With the images removed, repeat the data below exactly.

# start of Records shown

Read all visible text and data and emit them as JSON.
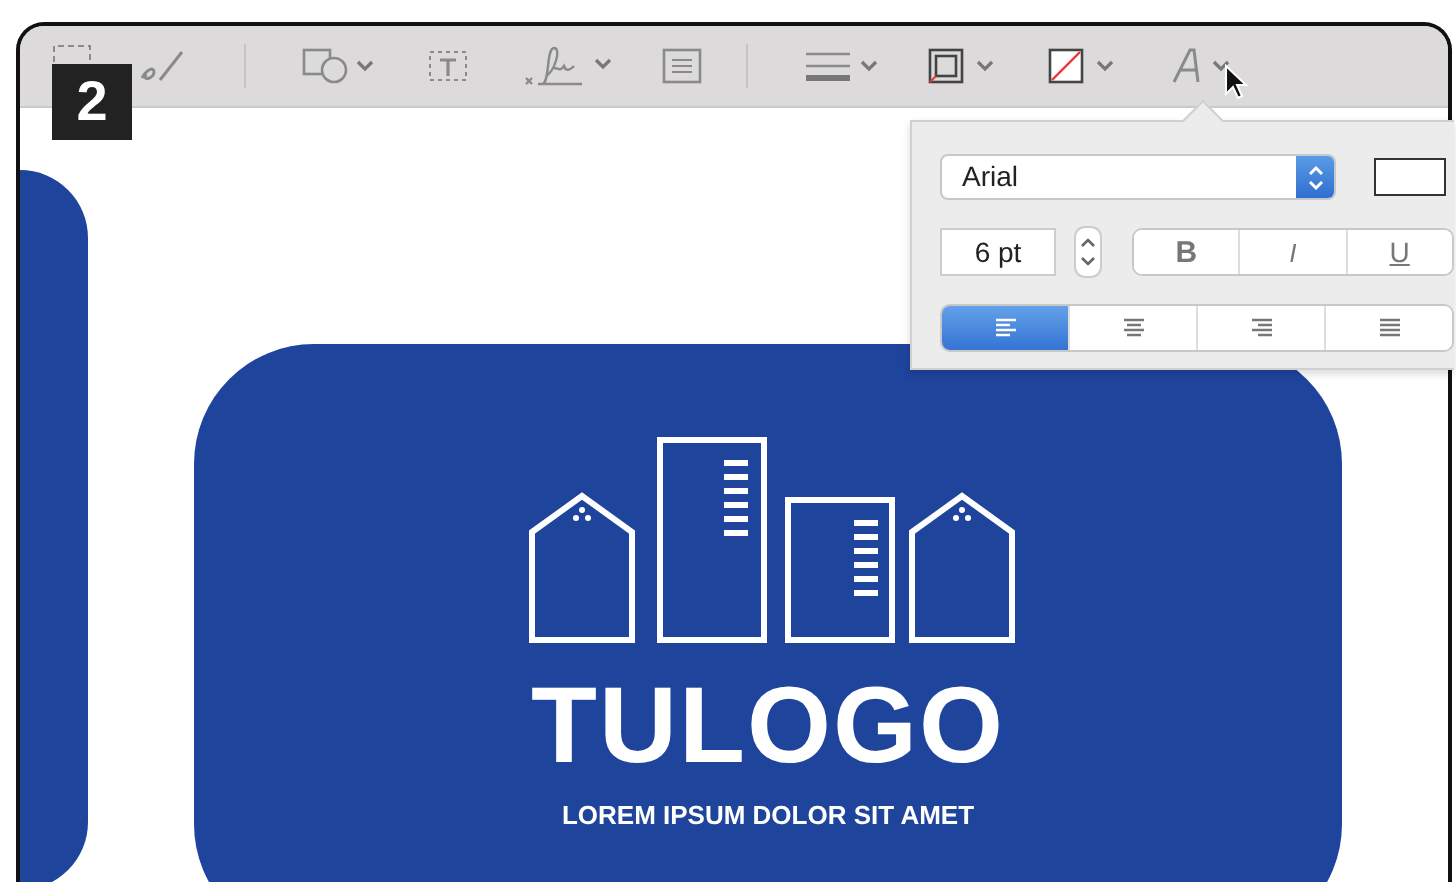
{
  "step_badge": "2",
  "toolbar": {
    "items": [
      {
        "kind": "select"
      },
      {
        "kind": "sketch"
      },
      {
        "kind": "sep"
      },
      {
        "kind": "shapes"
      },
      {
        "kind": "textbox"
      },
      {
        "kind": "sign"
      },
      {
        "kind": "note"
      },
      {
        "kind": "sep"
      },
      {
        "kind": "lines"
      },
      {
        "kind": "border"
      },
      {
        "kind": "fill"
      },
      {
        "kind": "font"
      }
    ]
  },
  "font_popover": {
    "font": "Arial",
    "size": "6 pt",
    "styles": [
      {
        "label": "B",
        "kind": "bold",
        "selected": false
      },
      {
        "label": "I",
        "kind": "italic",
        "selected": false
      },
      {
        "label": "U",
        "kind": "underline",
        "selected": false
      }
    ],
    "alignments": [
      {
        "kind": "left",
        "selected": true
      },
      {
        "kind": "center",
        "selected": false
      },
      {
        "kind": "right",
        "selected": false
      },
      {
        "kind": "justify",
        "selected": false
      }
    ]
  },
  "logo": {
    "title": "TULOGO",
    "tagline": "LOREM IPSUM DOLOR SIT AMET"
  }
}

# end of Records shown

Correct response:
Read all visible text and data and emit them as JSON.
{
  "step_badge": "2",
  "toolbar": {
    "items": [
      {
        "kind": "select"
      },
      {
        "kind": "sketch"
      },
      {
        "kind": "sep"
      },
      {
        "kind": "shapes"
      },
      {
        "kind": "textbox"
      },
      {
        "kind": "sign"
      },
      {
        "kind": "note"
      },
      {
        "kind": "sep"
      },
      {
        "kind": "lines"
      },
      {
        "kind": "border"
      },
      {
        "kind": "fill"
      },
      {
        "kind": "font"
      }
    ]
  },
  "font_popover": {
    "font": "Arial",
    "size": "6 pt",
    "styles": [
      {
        "label": "B",
        "kind": "bold",
        "selected": false
      },
      {
        "label": "I",
        "kind": "italic",
        "selected": false
      },
      {
        "label": "U",
        "kind": "underline",
        "selected": false
      }
    ],
    "alignments": [
      {
        "kind": "left",
        "selected": true
      },
      {
        "kind": "center",
        "selected": false
      },
      {
        "kind": "right",
        "selected": false
      },
      {
        "kind": "justify",
        "selected": false
      }
    ]
  },
  "logo": {
    "title": "TULOGO",
    "tagline": "LOREM IPSUM DOLOR SIT AMET"
  }
}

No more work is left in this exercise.